Where a line holds the word "data", copy that line.

## Start Task inputs

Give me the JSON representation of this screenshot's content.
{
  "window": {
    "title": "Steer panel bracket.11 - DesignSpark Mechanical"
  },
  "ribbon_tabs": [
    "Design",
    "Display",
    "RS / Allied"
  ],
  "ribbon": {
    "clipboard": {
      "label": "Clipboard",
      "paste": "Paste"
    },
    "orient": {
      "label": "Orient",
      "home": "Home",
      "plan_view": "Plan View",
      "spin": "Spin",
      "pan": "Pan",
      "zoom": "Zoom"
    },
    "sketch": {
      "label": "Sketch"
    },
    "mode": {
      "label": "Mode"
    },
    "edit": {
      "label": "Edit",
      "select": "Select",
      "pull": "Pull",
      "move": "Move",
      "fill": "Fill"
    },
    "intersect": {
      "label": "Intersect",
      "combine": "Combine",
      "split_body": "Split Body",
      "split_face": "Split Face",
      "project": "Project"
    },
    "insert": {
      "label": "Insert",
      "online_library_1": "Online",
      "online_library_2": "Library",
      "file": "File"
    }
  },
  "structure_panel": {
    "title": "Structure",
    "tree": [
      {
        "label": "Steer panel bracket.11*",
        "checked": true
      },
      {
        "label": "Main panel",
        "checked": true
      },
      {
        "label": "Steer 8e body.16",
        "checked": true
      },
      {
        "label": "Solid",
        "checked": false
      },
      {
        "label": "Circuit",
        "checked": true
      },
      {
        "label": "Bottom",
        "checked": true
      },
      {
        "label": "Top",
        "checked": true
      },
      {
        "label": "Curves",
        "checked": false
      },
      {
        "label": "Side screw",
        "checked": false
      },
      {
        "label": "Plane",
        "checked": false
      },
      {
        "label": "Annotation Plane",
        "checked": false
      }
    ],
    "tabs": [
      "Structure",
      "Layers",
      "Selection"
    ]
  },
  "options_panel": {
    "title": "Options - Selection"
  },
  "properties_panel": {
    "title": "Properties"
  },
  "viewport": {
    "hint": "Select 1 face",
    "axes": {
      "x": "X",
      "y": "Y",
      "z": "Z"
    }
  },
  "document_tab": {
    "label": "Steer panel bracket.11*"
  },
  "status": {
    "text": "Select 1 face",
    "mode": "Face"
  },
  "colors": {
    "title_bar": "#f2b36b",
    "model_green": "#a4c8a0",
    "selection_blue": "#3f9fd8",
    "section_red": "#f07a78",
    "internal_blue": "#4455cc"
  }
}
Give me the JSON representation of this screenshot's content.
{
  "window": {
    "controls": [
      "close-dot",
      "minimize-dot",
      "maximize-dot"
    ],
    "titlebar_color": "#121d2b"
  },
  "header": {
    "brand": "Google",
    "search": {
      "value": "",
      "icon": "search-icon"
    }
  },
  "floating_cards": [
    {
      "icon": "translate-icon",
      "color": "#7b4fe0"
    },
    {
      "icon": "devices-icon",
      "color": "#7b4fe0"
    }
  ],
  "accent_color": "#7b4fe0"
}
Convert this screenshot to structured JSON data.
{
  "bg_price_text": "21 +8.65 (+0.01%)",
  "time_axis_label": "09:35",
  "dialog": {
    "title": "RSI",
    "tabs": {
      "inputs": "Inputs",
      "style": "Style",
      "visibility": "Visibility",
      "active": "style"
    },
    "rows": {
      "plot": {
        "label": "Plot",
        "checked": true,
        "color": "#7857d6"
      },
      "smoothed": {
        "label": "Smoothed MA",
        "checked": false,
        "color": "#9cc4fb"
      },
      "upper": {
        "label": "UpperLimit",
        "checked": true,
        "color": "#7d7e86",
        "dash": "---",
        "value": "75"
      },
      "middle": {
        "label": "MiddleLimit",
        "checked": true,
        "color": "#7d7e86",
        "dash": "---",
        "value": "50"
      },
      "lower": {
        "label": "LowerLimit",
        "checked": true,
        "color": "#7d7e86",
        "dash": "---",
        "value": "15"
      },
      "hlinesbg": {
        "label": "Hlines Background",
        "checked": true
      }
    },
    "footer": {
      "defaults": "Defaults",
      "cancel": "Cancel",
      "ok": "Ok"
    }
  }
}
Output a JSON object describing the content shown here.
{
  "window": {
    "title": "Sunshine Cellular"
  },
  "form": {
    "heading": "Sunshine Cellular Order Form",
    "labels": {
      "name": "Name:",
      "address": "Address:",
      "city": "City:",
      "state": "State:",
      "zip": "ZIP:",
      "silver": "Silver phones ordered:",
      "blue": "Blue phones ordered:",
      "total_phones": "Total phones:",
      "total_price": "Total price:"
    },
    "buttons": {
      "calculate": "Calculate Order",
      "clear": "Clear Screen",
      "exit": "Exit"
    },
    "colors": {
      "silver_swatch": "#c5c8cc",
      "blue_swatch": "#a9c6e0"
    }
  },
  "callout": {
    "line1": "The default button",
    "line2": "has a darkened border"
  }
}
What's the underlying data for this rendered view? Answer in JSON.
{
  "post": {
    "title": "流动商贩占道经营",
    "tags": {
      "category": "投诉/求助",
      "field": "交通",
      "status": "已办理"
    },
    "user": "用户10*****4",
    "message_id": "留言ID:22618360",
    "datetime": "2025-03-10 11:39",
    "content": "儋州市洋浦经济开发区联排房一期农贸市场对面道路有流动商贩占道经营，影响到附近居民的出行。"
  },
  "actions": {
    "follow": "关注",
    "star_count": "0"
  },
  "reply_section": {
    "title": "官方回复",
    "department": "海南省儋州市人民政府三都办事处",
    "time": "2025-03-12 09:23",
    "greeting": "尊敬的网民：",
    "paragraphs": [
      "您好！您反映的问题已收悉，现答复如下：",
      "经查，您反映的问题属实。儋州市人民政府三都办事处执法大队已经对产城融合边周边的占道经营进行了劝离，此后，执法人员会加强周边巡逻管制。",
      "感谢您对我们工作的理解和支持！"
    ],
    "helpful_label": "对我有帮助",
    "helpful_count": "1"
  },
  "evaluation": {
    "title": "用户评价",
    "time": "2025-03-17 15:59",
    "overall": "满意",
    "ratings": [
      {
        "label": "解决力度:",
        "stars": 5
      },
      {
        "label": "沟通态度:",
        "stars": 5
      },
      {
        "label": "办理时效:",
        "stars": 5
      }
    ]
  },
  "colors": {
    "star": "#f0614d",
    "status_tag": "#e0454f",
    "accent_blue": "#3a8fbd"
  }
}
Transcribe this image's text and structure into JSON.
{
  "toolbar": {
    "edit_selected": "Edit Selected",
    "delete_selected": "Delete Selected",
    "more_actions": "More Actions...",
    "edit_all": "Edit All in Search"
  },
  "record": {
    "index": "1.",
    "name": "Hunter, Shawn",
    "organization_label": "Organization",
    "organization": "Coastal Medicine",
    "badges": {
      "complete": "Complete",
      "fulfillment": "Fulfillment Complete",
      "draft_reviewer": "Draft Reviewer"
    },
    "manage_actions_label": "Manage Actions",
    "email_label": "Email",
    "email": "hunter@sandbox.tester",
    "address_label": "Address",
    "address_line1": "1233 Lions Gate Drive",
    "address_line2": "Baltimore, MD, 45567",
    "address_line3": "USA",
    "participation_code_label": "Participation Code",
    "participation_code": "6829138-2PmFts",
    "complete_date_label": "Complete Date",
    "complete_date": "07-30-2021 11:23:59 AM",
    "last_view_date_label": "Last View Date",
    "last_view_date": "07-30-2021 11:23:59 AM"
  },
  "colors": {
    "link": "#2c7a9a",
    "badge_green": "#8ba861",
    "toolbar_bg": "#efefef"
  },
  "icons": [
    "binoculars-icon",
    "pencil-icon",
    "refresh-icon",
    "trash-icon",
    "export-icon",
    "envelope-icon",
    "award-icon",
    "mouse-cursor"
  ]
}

## End Task inputs

Result of this task.
Convert this screenshot to structured JSON data.
What's the underlying data for this rendered view? Answer in JSON.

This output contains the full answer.